▶ **Teks Dokumen**:
Minggu, 05 Juni 2011

Bagaimana Jika Menjadi Istri Ke-dua???

"kak, kalo aku poligami dan jd istri kedua gimana?"Spontan wajah sahabatku yg biasa aku panggil kakak beralih dari proposal tesis dilayar notebook ke arahku, dan tatapannya tepat ke mataku."kakak tau kamu serius dengan pertanyaanmu, dan kakak katakan tidak!" Jawaban itu begitu tegas terdengar."kenapa?" aku berusaha menemukan alasan penolakannya."untukmu masih banyak laki-laki lajang baik-baik yang bersedia menikahimu. Jangan buat-buat masalah dengan menikahi bapak-bapak beristri. Kakak tidak mau dengar kamu menyakiti istri orang." Penjelasan yang tandas. Aku tertunduk diam.

**

"say, gimana pendapatmu kalo aku poligami dan jd istri kedua?" kali ini pertanyaan tertuju ke sahabat dekatku yang lain."masih banyak ikhwan lajang, baik dan sholih yang lebih pantas untuk diutamakan, bukannya dari dulu kamu yang berniat untuk jadi istri pertama? Kenapa sekarang berubah pikiran? Kalo memang berniat poligami, konsistenlah dengan niat utamamu itu. Dan pastikan kamu ikhlas. Aku mendukungmu menjadi istri pertama. Tapi tdk untuk menjadi yang kedua. Karna blm tentu madumu seikhlas kamu yg mau dimadu" Aku terdiam lama."sudahlah.! kau jangan macam-macam" kali ini kurasakan tangan sahabatku menepuk-nepuk bahuku.

**

*"mbak, kalo ade jadi istri kedua gimana?"Mbak ku tersenyum."ade yakin?" mbak ku balik bertanya."sedang meyakinkan diri" jawabku singkat."kalo ade yakin, mbak sih dukung aja"Kali ini aku tersenyum lega.

****

"De, setuju nggak kalo Mbak poligami dan jadi istri kedua?" berikutnya adik bungsuku yang aku beri pertanyaan."apapun pilihan mbak, ade percaya mbak sudah mempertimbangkan semuanya dengan baik" adik ku menjawab dengan pasti."jadi gimana?" kejarku ingin memastikan keberpihakannya."ya dengan siapa aja mbak nikah ade suport" adik bungsuku tersenyum meyakinkan. Aku menghela nafas lega.

*****

"sist, setuju ga kalo aku jadi istri kedua?" pertanyaan tertuju ke sahabat dekatku yang berikutnya."gak setuju! Jangan tanya kenapa?! Pokoknya ga setuju!" jawaban yang bgitu tegas. Aku tertunduk lesu.

******

"kalo aku jd istri kedua gimana say?" masih bertanya pada sahabat dekat yg lain.

"serius?" sahabatku berusaha mencari kesungguhan dari pertanyaanku, dan aku hanya menjawab dengan tersenyum tipis.

"emang mau jd istri keduanya siapa?" intonasi penuh rasa ingin tau.

"laki-laki beristrilah.." aku berusaha lebih santai.

▶ **Daftar Baris**:
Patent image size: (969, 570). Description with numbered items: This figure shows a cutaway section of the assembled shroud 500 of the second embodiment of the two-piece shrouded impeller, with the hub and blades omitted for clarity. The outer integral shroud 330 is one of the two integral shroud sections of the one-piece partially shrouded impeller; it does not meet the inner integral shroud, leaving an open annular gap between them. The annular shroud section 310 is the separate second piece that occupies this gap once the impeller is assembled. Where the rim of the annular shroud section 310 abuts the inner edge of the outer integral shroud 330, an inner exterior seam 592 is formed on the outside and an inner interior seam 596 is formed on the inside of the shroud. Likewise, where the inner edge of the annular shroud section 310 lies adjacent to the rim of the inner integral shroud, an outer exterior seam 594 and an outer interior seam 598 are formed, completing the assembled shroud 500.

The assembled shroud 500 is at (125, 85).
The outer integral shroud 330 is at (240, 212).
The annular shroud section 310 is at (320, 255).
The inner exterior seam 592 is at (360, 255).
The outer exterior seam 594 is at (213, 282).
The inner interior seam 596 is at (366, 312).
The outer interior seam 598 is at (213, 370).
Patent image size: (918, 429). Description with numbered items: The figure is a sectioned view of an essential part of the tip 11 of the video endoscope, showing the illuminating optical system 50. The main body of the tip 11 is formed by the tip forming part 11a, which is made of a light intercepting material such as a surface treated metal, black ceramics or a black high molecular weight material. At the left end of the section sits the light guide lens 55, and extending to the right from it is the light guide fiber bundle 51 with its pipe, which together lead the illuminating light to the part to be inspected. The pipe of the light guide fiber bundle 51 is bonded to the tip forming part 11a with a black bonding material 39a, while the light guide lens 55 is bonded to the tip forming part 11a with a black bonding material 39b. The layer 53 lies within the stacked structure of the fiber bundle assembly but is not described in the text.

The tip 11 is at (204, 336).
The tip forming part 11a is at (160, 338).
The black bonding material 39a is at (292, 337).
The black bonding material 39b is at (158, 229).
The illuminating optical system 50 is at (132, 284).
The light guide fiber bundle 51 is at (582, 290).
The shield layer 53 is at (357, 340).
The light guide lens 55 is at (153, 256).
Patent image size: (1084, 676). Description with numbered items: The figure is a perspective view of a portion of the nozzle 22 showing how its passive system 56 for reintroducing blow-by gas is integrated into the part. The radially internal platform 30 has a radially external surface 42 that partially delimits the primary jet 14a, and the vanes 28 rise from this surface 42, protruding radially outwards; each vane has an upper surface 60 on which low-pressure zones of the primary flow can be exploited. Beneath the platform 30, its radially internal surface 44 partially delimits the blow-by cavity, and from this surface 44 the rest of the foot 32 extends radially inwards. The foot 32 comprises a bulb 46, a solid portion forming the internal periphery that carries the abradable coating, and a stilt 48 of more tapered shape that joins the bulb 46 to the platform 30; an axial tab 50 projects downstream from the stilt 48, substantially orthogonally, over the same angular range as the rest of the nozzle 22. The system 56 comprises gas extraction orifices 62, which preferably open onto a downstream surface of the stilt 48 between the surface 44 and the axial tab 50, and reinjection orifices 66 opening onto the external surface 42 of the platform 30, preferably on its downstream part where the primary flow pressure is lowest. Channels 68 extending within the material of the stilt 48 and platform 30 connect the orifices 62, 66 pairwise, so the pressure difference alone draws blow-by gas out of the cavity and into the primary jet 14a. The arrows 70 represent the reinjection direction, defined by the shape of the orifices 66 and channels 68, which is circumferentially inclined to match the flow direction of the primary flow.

▶ **Tujuan 1**: Tulis ulang secara lebih ringkas paragraf dalam cerita tentang istri kedua yang diawali dengan "De, setuju nggak kalo Mbak poligami", dengan tetap mempertahankan fakta-fakta utamanya.
▶ **Tujuan 2**: Cetak tanpa perubahan bagian cerita tentang istri kedua dari "Minggu, 05 Juni" sampai "Aku tertunduk diam.".
▶ **Tujuan 3**: Menurut cerita tentang istri kedua, apa yang sedang dilihat sahabat yang dipanggil "kakak" di layar notebook sebelum menoleh ke arah pencerita?

▶ **Jawaban Latihan 1**: Pencerita bertanya kepada adik bungsunya apakah ia setuju jika sang kakak berpoligami dan menjadi istri kedua. Adiknya yakin kakaknya sudah mempertimbangkan semuanya dengan baik. Ketika didesak, sang adik menegaskan bahwa ia akan mendukung kakaknya menikah dengan siapa pun, dan pencerita pun menghela napas lega.

▶ **Jawaban Latihan 2**:
Minggu, 05 Juni 2011

Bagaimana Jika Menjadi Istri Ke-dua???

"kak, kalo aku poligami dan jd istri kedua gimana?"Spontan wajah sahabatku yg biasa aku panggil kakak beralih dari proposal tesis dilayar notebook ke arahku, dan tatapannya tepat ke mataku."kakak tau kamu serius dengan pertanyaanmu, dan kakak katakan tidak!" Jawaban itu begitu tegas terdengar."kenapa?" aku berusaha menemukan alasan penolakannya."untukmu masih banyak laki-laki lajang baik-baik yang bersedia menikahimu. Jangan buat-buat masalah dengan menikahi bapak-bapak beristri. Kakak tidak mau dengar kamu menyakiti istri orang." Penjelasan yang tandas. Aku tertunduk diam.

▶ **Jawaban Latihan 3**: Proposal tesis.